### Task goal
Extract, from the records beneath this instruction, each line that contains the word "type".

### Information given
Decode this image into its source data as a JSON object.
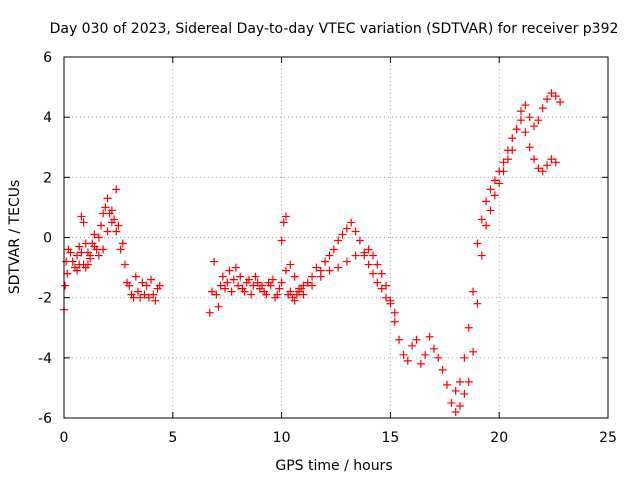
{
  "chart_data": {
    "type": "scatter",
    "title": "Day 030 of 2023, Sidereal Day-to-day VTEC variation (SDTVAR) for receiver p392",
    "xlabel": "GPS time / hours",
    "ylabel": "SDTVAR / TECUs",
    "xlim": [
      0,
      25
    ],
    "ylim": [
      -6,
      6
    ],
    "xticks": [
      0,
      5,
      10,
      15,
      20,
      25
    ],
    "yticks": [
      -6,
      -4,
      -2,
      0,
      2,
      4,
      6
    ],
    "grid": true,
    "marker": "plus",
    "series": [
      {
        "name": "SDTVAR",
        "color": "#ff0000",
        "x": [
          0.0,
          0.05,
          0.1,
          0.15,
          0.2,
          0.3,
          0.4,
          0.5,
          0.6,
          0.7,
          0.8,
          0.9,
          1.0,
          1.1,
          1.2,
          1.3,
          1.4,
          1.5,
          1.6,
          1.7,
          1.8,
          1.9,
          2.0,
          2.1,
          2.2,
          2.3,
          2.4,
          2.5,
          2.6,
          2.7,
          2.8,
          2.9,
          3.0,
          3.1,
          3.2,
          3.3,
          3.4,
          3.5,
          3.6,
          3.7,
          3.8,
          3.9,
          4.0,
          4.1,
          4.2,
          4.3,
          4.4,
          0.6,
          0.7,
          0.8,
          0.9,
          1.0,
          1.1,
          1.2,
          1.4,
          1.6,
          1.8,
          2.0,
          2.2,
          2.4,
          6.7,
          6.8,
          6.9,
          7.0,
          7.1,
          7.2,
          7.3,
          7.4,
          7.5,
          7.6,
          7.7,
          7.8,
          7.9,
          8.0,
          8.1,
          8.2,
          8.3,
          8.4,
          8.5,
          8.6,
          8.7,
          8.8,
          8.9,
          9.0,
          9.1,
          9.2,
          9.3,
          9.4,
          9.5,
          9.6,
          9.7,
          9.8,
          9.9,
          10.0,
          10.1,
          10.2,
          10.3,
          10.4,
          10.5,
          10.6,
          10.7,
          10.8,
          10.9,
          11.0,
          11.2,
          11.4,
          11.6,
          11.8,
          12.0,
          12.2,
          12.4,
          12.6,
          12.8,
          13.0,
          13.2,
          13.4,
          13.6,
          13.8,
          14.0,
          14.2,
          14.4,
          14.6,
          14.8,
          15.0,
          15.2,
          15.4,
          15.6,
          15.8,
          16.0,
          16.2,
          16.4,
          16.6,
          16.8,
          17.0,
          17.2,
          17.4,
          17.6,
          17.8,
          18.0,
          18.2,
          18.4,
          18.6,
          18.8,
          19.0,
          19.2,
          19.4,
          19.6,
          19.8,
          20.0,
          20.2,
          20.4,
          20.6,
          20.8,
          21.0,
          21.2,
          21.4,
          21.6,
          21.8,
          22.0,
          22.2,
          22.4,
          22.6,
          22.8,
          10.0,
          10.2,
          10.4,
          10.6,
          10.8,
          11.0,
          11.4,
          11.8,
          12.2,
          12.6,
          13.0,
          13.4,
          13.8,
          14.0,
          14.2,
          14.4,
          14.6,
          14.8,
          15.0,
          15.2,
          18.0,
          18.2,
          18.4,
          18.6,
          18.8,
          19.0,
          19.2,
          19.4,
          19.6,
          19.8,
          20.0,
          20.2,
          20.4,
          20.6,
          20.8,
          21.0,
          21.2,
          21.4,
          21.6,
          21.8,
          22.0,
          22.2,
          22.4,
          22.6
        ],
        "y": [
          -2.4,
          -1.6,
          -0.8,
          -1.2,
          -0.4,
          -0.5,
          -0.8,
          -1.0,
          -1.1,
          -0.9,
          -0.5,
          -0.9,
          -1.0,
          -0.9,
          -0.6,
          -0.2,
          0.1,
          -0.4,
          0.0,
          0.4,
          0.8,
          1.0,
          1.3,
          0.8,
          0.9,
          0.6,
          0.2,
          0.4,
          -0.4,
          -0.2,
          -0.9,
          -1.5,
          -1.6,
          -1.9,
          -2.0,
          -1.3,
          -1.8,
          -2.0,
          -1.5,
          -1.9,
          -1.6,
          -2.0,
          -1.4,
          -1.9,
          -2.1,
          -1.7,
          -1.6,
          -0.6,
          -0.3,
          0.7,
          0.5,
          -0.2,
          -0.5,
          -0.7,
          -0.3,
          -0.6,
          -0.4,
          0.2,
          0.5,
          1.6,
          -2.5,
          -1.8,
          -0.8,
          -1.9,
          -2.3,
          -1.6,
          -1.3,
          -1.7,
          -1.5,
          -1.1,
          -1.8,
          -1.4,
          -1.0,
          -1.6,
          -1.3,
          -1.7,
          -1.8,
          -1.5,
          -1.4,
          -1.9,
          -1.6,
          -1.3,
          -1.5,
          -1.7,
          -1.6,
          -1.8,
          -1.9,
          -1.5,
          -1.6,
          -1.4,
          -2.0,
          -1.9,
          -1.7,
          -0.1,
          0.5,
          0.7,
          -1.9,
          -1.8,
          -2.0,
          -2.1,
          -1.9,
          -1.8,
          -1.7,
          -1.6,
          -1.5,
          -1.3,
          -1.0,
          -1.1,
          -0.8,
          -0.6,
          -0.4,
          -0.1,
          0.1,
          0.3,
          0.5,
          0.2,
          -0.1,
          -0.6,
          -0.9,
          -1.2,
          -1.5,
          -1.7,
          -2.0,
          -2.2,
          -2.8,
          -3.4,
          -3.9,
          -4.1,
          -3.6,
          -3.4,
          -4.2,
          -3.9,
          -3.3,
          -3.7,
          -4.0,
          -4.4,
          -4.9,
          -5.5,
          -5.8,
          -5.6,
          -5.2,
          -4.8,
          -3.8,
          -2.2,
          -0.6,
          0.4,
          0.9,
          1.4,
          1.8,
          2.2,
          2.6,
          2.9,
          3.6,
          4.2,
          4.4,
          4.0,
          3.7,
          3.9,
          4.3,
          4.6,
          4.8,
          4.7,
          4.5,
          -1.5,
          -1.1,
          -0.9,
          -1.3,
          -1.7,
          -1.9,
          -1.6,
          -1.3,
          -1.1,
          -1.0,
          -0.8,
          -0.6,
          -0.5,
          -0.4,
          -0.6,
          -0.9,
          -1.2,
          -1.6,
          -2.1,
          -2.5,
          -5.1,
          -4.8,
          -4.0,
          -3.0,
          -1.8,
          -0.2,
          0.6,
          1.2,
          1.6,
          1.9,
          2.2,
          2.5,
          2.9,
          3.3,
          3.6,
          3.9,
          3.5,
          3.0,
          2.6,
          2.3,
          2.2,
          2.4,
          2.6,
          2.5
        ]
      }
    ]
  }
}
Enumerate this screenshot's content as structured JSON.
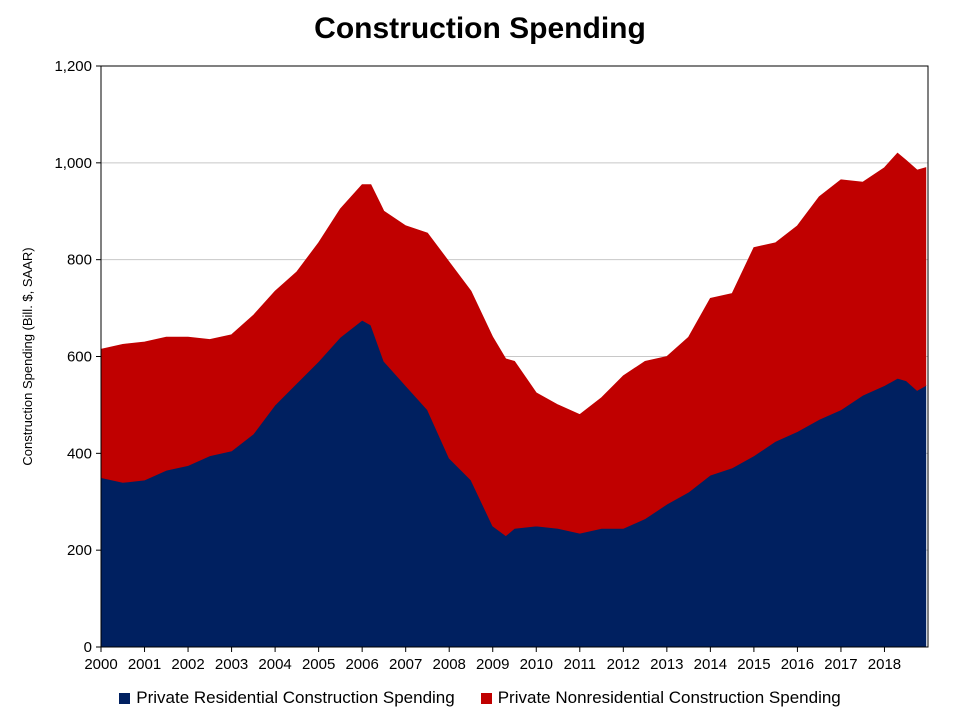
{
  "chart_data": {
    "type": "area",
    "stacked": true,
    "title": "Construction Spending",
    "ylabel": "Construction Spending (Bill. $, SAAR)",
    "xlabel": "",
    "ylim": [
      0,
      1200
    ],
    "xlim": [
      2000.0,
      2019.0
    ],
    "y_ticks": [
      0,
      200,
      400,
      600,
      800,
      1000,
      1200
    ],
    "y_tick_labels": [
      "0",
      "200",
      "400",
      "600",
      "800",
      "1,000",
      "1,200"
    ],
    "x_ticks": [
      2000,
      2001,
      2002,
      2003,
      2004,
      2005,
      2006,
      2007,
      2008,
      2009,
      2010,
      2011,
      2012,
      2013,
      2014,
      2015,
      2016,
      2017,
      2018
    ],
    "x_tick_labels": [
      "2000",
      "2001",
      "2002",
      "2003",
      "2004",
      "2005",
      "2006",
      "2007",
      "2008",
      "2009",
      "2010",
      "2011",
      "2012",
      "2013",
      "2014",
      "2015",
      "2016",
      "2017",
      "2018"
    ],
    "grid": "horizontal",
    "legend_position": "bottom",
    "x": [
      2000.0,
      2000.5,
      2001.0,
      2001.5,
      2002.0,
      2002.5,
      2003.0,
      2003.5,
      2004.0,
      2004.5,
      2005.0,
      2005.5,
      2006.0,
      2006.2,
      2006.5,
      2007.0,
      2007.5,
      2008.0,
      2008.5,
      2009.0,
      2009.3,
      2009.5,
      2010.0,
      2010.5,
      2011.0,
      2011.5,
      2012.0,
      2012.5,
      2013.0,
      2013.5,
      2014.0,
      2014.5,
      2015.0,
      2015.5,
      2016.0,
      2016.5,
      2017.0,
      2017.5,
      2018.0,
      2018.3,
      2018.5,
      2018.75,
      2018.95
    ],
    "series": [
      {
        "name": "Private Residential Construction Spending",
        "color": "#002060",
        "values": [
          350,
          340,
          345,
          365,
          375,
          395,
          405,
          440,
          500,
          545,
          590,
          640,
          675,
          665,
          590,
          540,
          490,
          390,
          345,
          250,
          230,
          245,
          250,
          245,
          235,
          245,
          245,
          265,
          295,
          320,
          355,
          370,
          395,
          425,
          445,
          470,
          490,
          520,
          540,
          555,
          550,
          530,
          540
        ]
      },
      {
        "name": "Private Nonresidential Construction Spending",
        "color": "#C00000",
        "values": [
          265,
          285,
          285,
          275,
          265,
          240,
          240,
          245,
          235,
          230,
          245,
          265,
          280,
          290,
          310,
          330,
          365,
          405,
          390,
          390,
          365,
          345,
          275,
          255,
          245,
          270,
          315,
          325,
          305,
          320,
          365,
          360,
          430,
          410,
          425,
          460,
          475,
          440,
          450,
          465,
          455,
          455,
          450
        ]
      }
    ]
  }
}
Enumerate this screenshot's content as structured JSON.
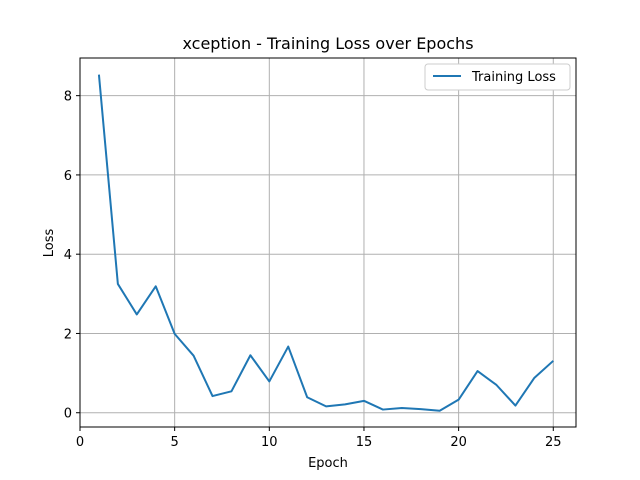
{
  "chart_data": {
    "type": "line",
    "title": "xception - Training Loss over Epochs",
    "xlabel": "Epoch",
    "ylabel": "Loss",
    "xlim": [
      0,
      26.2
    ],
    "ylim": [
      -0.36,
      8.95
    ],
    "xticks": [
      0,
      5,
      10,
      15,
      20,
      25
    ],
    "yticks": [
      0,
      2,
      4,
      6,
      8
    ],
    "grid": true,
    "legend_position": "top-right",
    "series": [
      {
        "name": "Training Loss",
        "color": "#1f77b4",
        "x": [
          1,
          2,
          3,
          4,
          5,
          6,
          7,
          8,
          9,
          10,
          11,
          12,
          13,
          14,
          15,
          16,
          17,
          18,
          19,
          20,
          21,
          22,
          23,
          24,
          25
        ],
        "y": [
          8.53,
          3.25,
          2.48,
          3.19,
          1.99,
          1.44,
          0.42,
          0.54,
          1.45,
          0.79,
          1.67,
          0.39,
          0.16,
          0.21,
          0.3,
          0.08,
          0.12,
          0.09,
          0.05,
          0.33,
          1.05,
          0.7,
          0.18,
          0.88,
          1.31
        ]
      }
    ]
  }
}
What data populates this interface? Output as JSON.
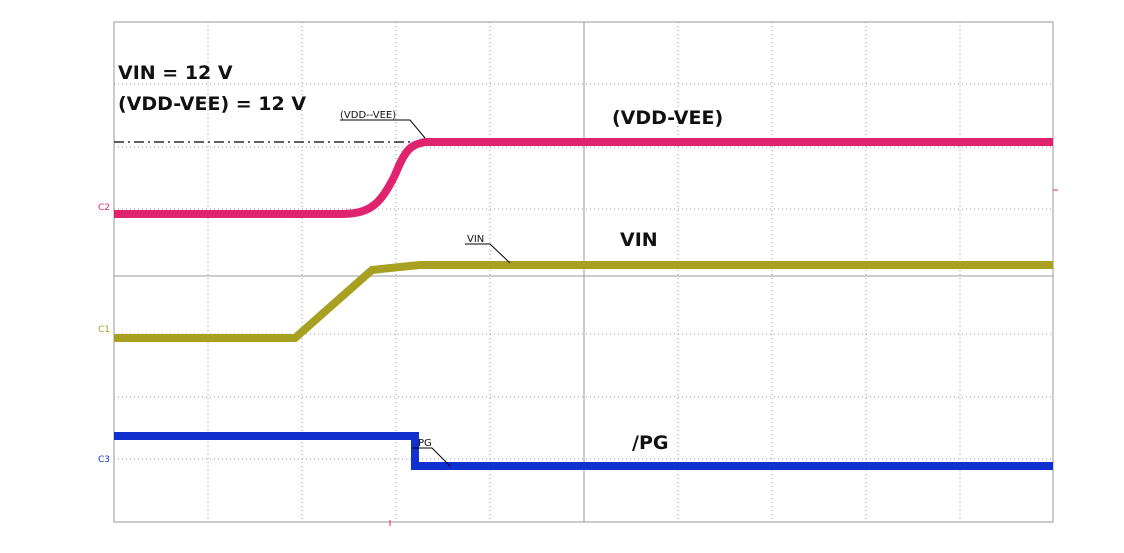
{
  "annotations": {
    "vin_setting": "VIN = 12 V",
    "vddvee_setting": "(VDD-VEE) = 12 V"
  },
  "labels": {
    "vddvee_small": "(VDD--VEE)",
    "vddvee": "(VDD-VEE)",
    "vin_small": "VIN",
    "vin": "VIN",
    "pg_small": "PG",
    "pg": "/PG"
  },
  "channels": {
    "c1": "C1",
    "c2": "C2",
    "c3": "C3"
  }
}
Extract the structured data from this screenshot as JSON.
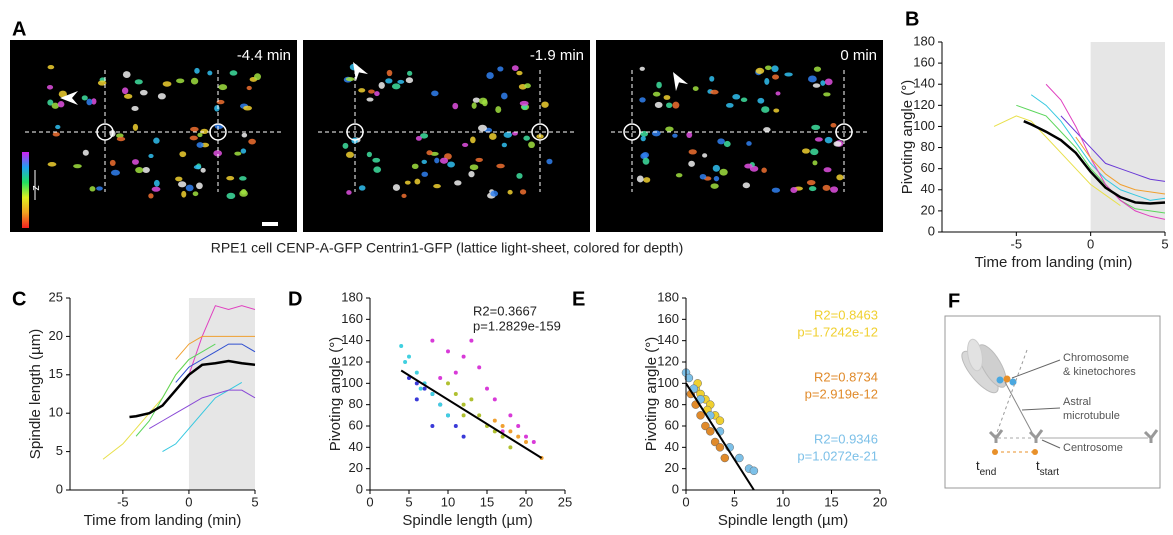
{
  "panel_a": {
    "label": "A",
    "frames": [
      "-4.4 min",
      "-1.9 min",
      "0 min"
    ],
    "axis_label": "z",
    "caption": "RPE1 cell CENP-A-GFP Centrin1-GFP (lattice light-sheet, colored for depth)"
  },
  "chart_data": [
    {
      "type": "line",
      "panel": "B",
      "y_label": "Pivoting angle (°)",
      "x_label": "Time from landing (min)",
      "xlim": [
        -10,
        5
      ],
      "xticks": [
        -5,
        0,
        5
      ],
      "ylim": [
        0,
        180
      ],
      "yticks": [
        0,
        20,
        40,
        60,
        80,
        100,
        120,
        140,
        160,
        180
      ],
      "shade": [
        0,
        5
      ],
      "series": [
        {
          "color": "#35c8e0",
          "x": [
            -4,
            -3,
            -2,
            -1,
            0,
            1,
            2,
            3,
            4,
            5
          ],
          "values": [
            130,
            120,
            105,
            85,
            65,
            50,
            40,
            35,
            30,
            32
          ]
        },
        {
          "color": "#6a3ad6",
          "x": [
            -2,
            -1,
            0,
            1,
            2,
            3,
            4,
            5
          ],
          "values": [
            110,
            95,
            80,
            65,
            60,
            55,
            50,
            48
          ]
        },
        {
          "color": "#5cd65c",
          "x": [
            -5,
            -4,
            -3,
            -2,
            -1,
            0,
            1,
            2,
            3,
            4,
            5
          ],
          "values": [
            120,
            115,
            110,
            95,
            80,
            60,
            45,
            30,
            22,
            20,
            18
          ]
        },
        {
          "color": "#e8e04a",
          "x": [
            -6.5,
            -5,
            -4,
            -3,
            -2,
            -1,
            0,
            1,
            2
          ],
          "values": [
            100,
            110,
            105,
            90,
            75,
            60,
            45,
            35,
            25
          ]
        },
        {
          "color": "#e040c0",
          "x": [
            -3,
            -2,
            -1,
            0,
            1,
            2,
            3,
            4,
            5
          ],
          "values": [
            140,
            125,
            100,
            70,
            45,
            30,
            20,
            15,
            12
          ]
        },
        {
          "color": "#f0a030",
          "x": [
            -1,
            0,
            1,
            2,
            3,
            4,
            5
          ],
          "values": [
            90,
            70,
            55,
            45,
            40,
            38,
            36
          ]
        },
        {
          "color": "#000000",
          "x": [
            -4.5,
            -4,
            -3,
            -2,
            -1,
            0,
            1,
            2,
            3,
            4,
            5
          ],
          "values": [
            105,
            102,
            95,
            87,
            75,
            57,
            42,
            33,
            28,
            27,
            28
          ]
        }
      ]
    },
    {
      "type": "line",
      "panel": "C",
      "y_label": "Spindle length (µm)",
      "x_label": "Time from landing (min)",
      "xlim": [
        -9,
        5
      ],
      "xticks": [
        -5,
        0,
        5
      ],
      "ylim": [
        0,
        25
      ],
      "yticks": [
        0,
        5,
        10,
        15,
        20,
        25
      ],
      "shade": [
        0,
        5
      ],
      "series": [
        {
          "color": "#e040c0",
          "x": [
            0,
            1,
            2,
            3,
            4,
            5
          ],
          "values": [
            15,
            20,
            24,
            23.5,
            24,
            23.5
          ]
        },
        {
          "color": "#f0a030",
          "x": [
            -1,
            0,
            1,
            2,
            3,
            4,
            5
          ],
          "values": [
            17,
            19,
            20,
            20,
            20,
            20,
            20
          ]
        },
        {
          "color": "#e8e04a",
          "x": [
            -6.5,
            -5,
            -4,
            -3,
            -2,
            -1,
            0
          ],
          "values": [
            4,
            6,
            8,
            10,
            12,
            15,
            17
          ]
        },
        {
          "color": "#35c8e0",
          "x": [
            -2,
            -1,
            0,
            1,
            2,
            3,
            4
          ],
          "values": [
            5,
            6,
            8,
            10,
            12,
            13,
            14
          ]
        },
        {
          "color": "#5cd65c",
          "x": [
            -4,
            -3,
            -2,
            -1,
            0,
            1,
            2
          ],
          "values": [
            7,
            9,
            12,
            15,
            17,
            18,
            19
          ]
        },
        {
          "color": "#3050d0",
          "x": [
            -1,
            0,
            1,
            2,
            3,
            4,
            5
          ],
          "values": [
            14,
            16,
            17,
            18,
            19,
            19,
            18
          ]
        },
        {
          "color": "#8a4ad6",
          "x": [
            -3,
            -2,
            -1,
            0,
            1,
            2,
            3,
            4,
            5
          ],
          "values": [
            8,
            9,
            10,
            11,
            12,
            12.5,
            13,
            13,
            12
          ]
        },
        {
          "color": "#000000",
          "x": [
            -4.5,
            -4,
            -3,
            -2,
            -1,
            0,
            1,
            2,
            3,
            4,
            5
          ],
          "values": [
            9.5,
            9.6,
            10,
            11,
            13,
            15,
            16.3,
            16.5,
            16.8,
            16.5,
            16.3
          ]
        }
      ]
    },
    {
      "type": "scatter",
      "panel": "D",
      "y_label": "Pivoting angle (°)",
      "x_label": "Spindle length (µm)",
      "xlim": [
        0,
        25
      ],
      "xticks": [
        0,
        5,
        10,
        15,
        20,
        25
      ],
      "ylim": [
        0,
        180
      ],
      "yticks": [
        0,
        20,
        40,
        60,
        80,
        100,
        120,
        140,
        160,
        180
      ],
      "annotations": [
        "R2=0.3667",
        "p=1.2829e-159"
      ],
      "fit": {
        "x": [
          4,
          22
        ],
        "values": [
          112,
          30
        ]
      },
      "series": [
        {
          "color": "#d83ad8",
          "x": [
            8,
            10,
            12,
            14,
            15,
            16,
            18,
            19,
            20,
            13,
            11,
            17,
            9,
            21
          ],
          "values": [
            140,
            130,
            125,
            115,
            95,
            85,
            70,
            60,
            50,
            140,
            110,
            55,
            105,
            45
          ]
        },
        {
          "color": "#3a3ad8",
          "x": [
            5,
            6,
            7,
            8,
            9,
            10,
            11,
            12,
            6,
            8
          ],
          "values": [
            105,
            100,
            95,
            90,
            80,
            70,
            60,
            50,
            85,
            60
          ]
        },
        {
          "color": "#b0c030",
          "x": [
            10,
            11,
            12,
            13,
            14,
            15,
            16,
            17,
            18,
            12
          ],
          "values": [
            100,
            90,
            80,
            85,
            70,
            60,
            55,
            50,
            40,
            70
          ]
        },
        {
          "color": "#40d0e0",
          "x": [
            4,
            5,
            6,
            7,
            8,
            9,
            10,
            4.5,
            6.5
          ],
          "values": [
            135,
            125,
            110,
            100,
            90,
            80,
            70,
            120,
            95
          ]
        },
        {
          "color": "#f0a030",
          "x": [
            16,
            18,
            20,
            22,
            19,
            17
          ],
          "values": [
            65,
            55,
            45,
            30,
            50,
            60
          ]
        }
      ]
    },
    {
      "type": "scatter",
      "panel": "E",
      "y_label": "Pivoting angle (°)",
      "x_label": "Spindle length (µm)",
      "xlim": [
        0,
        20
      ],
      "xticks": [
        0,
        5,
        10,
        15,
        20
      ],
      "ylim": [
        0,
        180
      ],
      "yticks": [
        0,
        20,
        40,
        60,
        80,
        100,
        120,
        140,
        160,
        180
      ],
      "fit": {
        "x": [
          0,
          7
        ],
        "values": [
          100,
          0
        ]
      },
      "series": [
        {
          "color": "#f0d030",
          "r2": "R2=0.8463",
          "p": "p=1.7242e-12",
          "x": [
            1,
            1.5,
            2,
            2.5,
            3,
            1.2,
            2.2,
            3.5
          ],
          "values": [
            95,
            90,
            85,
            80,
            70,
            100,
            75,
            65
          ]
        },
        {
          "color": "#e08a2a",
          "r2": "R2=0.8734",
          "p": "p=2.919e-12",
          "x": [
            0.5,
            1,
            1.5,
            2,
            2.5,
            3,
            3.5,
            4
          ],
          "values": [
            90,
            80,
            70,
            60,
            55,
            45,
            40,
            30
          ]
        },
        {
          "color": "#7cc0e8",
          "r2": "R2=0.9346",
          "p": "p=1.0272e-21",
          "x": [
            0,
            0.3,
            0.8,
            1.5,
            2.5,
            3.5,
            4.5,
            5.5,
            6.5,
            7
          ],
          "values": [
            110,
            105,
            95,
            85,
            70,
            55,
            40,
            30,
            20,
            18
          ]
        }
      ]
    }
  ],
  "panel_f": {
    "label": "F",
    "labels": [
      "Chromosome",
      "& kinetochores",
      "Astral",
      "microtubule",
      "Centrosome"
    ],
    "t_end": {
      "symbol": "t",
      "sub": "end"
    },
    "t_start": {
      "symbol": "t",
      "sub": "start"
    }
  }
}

### Answer to this problem
    "type": "scatter",
    "type": "area",
    "type": "line",
      "type": "line",
      "type": "line",
      "type": "scatter",
      "type": "scatter",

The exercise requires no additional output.